Instruction:
Give the count of lines holding the string "this" and nothing else.

## START Data supplied

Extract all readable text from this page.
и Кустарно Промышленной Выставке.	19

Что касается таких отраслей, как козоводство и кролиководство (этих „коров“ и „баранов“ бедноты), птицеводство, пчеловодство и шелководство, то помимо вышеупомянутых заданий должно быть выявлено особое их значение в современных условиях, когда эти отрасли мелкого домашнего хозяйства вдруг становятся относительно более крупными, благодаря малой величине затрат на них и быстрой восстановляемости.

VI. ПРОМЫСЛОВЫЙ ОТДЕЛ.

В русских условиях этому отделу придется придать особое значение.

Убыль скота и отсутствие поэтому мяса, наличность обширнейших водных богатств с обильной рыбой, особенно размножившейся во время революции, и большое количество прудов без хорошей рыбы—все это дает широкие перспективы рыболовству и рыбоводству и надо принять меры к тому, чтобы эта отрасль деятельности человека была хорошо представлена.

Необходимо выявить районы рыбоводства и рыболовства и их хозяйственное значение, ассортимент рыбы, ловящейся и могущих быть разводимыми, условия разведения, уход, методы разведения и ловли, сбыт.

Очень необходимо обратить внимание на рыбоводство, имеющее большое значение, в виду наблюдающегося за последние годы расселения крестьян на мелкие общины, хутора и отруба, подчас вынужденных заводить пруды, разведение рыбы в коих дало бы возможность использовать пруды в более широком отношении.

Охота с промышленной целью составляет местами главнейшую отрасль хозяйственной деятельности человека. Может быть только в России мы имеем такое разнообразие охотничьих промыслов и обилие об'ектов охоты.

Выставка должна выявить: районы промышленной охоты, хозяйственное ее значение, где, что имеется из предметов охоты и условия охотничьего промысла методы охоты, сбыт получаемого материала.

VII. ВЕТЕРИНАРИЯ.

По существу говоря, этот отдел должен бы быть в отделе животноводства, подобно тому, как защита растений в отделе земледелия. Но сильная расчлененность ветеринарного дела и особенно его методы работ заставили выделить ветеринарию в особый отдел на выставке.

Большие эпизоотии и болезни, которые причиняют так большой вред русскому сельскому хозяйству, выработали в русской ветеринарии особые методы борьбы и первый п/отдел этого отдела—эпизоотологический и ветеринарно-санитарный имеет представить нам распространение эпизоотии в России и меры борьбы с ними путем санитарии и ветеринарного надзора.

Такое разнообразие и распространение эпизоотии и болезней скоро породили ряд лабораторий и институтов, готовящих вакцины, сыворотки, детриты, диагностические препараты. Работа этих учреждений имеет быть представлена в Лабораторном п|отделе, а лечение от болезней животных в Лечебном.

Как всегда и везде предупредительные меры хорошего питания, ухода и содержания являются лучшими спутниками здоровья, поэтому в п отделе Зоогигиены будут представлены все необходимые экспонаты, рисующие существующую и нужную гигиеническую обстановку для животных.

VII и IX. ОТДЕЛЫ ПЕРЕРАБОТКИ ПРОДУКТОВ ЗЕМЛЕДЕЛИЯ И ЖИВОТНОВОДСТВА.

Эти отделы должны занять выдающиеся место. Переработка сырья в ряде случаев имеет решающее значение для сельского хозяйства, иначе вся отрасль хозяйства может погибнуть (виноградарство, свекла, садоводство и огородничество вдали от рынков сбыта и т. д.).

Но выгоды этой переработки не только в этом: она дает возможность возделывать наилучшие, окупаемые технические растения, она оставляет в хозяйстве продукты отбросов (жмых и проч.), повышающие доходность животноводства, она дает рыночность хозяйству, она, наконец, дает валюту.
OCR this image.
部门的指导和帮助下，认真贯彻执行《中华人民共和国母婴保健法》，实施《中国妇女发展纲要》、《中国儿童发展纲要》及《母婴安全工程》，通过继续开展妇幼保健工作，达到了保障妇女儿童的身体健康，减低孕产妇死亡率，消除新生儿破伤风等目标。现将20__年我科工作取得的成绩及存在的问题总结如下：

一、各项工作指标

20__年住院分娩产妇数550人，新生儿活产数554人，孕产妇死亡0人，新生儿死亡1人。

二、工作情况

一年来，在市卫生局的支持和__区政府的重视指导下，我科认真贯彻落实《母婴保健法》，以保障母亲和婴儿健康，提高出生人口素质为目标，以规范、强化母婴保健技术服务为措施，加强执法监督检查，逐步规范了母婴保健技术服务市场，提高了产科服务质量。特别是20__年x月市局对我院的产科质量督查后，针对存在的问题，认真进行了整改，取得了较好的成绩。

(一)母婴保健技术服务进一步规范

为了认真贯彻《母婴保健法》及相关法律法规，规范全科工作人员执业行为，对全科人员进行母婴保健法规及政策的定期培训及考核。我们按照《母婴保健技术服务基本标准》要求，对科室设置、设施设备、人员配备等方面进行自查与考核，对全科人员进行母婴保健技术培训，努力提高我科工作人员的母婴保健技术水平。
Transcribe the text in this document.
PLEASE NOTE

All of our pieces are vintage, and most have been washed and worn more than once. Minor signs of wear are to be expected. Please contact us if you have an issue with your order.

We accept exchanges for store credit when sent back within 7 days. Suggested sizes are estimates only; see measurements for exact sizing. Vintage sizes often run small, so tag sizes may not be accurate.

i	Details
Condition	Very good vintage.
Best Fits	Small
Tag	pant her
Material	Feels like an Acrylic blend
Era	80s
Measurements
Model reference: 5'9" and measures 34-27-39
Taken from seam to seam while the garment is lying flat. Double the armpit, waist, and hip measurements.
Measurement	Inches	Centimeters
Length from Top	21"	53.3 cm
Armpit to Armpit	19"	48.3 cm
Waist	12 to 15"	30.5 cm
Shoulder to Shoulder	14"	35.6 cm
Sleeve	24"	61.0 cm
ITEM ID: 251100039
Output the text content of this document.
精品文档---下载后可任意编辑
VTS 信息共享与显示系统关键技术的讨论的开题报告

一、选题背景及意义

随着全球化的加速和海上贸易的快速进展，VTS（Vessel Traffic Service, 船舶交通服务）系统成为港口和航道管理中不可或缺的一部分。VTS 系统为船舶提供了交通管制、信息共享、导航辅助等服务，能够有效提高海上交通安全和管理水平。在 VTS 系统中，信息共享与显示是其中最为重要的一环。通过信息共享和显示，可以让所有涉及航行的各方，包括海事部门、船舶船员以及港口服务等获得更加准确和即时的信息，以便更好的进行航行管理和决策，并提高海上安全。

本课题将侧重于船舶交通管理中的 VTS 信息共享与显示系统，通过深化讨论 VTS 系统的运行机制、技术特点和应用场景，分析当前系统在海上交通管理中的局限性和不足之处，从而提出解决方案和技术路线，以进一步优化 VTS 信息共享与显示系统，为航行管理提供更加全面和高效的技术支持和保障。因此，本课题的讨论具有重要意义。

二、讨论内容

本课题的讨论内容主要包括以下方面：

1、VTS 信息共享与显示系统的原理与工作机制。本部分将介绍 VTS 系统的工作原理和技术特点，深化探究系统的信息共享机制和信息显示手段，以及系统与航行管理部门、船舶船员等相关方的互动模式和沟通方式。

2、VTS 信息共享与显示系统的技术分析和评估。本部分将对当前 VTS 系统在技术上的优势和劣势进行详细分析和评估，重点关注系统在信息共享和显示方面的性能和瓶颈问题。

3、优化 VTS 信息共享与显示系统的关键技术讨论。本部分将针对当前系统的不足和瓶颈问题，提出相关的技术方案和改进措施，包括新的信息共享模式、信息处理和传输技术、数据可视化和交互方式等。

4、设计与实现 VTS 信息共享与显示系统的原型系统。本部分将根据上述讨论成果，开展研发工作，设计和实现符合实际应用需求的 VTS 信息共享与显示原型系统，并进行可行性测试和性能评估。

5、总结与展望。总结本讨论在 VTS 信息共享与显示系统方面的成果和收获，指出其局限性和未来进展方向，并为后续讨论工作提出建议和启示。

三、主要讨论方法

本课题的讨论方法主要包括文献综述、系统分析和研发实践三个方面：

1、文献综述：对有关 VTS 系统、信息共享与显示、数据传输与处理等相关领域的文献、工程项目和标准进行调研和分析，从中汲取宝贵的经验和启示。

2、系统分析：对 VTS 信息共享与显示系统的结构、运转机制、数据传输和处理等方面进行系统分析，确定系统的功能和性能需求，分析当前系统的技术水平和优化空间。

## END Data supplied

Completed exercise:
4